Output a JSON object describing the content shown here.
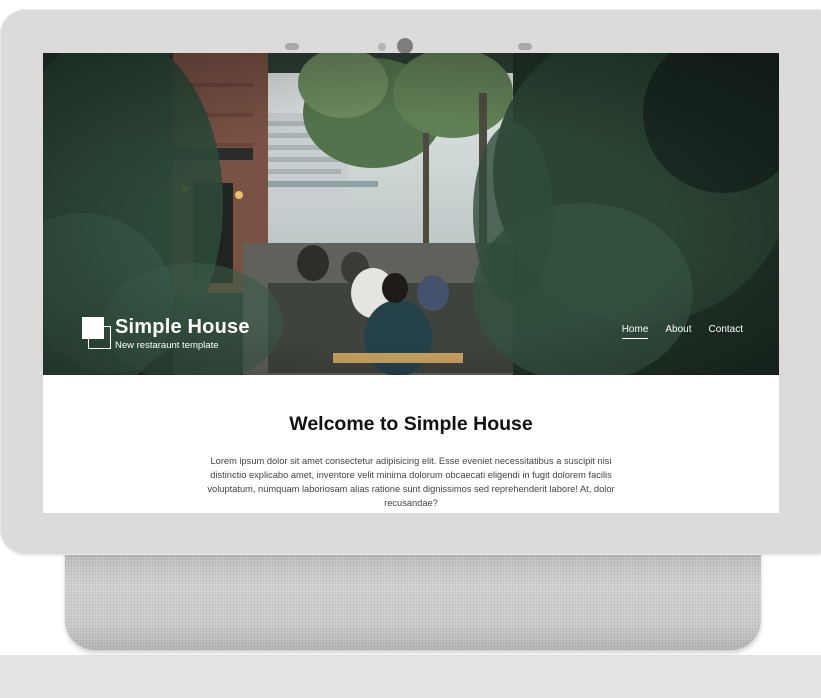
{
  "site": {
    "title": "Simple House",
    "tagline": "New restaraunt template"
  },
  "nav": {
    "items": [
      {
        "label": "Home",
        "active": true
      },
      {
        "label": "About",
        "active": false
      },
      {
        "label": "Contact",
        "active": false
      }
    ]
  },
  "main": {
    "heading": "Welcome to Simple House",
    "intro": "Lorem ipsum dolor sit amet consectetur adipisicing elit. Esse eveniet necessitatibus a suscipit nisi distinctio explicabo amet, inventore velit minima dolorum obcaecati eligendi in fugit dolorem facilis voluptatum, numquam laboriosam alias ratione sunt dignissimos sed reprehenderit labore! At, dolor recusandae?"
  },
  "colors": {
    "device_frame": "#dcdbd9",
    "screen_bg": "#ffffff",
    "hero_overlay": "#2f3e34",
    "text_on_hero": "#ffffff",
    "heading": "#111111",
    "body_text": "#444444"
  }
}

§

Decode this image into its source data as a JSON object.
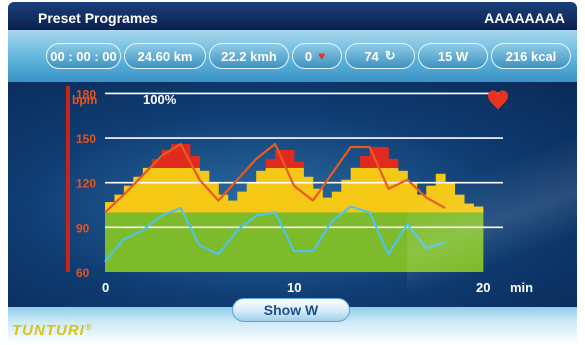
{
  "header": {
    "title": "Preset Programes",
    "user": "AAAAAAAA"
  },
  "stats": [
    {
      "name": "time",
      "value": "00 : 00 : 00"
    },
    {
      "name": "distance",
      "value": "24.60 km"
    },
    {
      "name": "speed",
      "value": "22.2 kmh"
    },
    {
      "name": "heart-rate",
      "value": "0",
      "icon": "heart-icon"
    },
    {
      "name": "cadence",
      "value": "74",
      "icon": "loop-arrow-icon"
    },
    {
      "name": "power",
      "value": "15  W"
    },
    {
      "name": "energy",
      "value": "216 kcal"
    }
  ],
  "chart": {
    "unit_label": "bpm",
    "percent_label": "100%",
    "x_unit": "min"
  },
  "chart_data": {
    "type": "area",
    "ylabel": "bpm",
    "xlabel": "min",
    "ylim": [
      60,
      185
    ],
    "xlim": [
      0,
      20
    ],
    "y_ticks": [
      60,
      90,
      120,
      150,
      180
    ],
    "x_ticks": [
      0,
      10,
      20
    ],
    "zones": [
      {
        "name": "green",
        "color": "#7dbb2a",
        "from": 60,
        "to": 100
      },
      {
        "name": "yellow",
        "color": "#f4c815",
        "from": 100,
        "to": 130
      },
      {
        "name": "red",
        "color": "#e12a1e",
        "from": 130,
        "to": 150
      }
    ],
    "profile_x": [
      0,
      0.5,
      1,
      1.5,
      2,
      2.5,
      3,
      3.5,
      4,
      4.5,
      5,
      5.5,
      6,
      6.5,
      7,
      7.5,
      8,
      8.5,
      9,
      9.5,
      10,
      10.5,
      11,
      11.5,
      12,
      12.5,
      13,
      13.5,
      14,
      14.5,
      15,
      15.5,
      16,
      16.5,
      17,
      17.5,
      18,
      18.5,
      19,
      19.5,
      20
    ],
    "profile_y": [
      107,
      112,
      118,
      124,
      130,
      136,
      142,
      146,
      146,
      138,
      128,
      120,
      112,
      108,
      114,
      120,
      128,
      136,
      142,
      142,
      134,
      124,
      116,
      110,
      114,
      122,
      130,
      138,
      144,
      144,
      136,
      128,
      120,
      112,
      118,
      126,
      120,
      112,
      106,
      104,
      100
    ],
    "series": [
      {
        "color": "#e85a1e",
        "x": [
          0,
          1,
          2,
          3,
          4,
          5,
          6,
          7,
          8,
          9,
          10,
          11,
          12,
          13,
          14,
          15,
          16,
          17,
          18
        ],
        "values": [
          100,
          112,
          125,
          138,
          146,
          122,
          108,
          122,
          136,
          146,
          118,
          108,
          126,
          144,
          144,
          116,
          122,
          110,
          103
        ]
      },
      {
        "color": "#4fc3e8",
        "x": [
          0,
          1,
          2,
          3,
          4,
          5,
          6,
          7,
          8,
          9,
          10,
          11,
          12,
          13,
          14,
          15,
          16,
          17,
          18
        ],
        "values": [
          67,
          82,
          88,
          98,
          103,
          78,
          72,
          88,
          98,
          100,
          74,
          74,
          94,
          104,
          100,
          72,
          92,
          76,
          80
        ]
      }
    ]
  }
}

§

• [EXERCISE INSTRUCTIONS] From the entries above, copy every line containing the word "heading".

• [PROBLEM SOLUTION]
    "heading": "Welcome to Simple House",
    "heading": "#111111",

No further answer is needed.